▸ TASK INSTRUCTIONS
From the listing below, copy every line with the word "image".

(Data records)

◆ ◆ ◆ ◆

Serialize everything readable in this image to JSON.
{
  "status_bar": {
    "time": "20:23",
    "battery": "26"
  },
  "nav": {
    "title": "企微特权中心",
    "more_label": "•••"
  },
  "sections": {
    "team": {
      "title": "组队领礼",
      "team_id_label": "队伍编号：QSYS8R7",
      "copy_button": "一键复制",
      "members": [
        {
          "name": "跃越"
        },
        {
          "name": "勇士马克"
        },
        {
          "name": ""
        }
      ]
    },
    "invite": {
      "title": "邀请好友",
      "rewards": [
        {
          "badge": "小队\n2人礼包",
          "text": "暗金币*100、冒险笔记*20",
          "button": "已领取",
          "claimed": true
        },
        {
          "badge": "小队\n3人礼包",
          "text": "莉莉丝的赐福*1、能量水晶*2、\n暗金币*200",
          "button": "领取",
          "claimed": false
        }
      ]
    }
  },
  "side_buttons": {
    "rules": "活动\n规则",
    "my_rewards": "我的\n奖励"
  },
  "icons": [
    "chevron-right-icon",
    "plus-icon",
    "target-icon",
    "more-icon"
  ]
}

◆ ◆ ◆ ◆

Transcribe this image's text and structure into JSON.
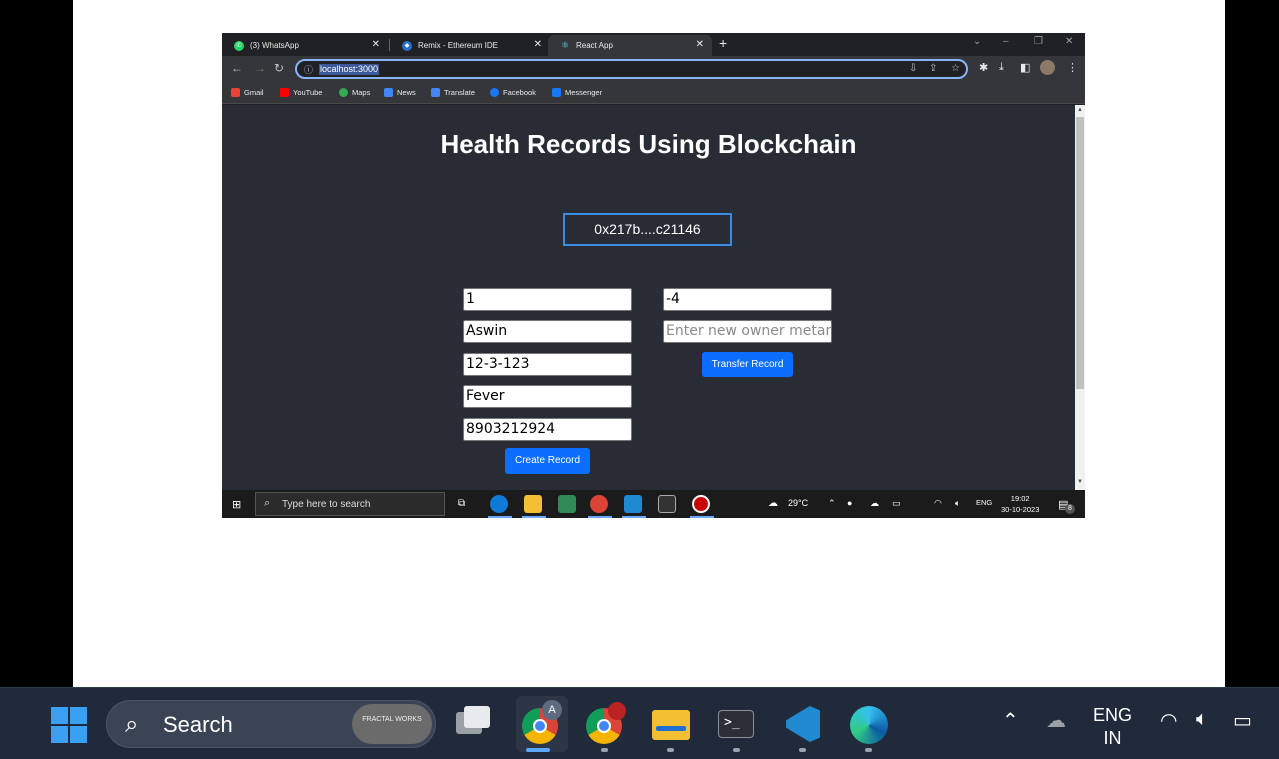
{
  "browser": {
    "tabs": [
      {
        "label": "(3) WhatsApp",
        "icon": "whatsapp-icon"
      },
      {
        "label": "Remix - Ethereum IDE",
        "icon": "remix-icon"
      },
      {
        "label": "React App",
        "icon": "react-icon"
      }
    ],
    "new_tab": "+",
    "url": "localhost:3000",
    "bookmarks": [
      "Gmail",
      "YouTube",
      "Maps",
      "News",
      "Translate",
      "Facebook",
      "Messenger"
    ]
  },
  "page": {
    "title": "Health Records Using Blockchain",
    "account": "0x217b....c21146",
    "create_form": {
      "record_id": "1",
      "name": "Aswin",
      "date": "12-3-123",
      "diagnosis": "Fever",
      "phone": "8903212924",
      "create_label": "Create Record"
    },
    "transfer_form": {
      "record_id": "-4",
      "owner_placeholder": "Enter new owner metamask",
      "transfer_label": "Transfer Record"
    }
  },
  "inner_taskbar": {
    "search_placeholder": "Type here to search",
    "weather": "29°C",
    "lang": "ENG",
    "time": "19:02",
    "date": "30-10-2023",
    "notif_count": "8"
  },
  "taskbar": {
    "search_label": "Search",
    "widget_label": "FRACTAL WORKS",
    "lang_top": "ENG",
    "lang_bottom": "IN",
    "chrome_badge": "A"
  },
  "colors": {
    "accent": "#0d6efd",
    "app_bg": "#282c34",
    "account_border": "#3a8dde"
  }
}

◆ ◆ ◆ ◆

▸ THE SOLUTION
Serialize everything readable in this image to JSON.
Transcribe this image's text and structure into JSON.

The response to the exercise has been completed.